(Collected data)
——————————

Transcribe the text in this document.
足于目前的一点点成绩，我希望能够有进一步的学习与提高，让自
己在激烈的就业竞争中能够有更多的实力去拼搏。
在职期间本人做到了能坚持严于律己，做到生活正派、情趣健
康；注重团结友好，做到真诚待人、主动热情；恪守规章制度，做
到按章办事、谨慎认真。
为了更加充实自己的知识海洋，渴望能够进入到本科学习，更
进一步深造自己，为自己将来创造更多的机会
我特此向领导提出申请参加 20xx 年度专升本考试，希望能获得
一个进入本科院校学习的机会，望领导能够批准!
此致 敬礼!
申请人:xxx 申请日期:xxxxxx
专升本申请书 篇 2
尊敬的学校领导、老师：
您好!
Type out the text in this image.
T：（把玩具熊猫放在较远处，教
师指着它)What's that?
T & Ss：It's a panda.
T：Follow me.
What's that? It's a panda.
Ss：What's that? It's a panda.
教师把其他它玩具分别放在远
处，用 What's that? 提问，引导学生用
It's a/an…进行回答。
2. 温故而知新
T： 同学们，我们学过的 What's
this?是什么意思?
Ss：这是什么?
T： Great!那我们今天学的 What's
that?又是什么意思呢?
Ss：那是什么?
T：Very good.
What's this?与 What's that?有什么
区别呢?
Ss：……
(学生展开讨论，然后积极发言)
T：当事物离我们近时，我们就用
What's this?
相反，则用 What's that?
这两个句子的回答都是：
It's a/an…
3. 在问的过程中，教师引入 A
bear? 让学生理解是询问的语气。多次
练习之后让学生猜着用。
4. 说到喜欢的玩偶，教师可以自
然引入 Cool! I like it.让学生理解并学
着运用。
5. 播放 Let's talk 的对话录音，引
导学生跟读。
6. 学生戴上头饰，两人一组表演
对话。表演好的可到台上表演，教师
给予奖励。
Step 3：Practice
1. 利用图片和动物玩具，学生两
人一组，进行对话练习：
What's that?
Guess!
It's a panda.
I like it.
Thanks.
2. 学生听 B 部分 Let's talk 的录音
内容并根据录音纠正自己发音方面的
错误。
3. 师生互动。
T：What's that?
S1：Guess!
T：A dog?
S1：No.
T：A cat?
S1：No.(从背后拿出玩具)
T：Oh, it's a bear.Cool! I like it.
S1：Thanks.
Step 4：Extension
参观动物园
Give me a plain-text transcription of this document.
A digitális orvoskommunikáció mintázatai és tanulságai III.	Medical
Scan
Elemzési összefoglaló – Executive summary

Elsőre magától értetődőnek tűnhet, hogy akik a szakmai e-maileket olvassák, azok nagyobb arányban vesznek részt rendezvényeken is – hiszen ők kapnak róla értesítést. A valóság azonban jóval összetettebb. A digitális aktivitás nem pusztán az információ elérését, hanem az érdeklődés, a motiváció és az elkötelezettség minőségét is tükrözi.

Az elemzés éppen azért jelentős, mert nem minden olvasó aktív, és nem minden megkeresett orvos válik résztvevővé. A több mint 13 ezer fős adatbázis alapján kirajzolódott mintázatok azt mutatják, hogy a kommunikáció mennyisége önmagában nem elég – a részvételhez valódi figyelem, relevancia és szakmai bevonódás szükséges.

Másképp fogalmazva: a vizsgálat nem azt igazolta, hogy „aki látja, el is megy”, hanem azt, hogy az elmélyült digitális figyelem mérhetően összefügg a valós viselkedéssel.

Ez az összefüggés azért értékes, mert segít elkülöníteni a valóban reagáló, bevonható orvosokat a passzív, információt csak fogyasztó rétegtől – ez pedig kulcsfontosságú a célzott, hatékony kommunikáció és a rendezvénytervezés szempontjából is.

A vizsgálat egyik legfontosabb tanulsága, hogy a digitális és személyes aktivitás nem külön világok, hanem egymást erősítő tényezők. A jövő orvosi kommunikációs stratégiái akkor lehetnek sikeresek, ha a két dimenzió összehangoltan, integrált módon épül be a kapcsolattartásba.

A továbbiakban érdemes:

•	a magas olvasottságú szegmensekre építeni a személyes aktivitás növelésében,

——————————

Give back all the records exactly as they stand.

Transcribe the text in this document.
足于目前的一点点成绩，我希望能够有进一步的学习与提高，让自
己在激烈的就业竞争中能够有更多的实力去拼搏。
在职期间本人做到了能坚持严于律己，做到生活正派、情趣健
康；注重团结友好，做到真诚待人、主动热情；恪守规章制度，做
到按章办事、谨慎认真。
为了更加充实自己的知识海洋，渴望能够进入到本科学习，更
进一步深造自己，为自己将来创造更多的机会
我特此向领导提出申请参加 20xx 年度专升本考试，希望能获得
一个进入本科院校学习的机会，望领导能够批准!
此致 敬礼!
申请人:xxx 申请日期:xxxxxx
专升本申请书 篇 2
尊敬的学校领导、老师：
您好!
Type out the text in this image.
T：（把玩具熊猫放在较远处，教
师指着它)What's that?
T & Ss：It's a panda.
T：Follow me.
What's that? It's a panda.
Ss：What's that? It's a panda.
教师把其他它玩具分别放在远
处，用 What's that? 提问，引导学生用
It's a/an…进行回答。
2. 温故而知新
T： 同学们，我们学过的 What's
this?是什么意思?
Ss：这是什么?
T： Great!那我们今天学的 What's
that?又是什么意思呢?
Ss：那是什么?
T：Very good.
What's this?与 What's that?有什么
区别呢?
Ss：……
(学生展开讨论，然后积极发言)
T：当事物离我们近时，我们就用
What's this?
相反，则用 What's that?
这两个句子的回答都是：
It's a/an…
3. 在问的过程中，教师引入 A
bear? 让学生理解是询问的语气。多次
练习之后让学生猜着用。
4. 说到喜欢的玩偶，教师可以自
然引入 Cool! I like it.让学生理解并学
着运用。
5. 播放 Let's talk 的对话录音，引
导学生跟读。
6. 学生戴上头饰，两人一组表演
对话。表演好的可到台上表演，教师
给予奖励。
Step 3：Practice
1. 利用图片和动物玩具，学生两
人一组，进行对话练习：
What's that?
Guess!
It's a panda.
I like it.
Thanks.
2. 学生听 B 部分 Let's talk 的录音
内容并根据录音纠正自己发音方面的
错误。
3. 师生互动。
T：What's that?
S1：Guess!
T：A dog?
S1：No.
T：A cat?
S1：No.(从背后拿出玩具)
T：Oh, it's a bear.Cool! I like it.
S1：Thanks.
Step 4：Extension
参观动物园
Give me a plain-text transcription of this document.
A digitális orvoskommunikáció mintázatai és tanulságai III.	Medical
Scan
Elemzési összefoglaló – Executive summary

Elsőre magától értetődőnek tűnhet, hogy akik a szakmai e-maileket olvassák, azok nagyobb arányban vesznek részt rendezvényeken is – hiszen ők kapnak róla értesítést. A valóság azonban jóval összetettebb. A digitális aktivitás nem pusztán az információ elérését, hanem az érdeklődés, a motiváció és az elkötelezettség minőségét is tükrözi.

Az elemzés éppen azért jelentős, mert nem minden olvasó aktív, és nem minden megkeresett orvos válik résztvevővé. A több mint 13 ezer fős adatbázis alapján kirajzolódott mintázatok azt mutatják, hogy a kommunikáció mennyisége önmagában nem elég – a részvételhez valódi figyelem, relevancia és szakmai bevonódás szükséges.

Másképp fogalmazva: a vizsgálat nem azt igazolta, hogy „aki látja, el is megy”, hanem azt, hogy az elmélyült digitális figyelem mérhetően összefügg a valós viselkedéssel.

Ez az összefüggés azért értékes, mert segít elkülöníteni a valóban reagáló, bevonható orvosokat a passzív, információt csak fogyasztó rétegtől – ez pedig kulcsfontosságú a célzott, hatékony kommunikáció és a rendezvénytervezés szempontjából is.

A vizsgálat egyik legfontosabb tanulsága, hogy a digitális és személyes aktivitás nem külön világok, hanem egymást erősítő tényezők. A jövő orvosi kommunikációs stratégiái akkor lehetnek sikeresek, ha a két dimenzió összehangoltan, integrált módon épül be a kapcsolattartásba.

A továbbiakban érdemes:

•	a magas olvasottságú szegmensekre építeni a személyes aktivitás növelésében,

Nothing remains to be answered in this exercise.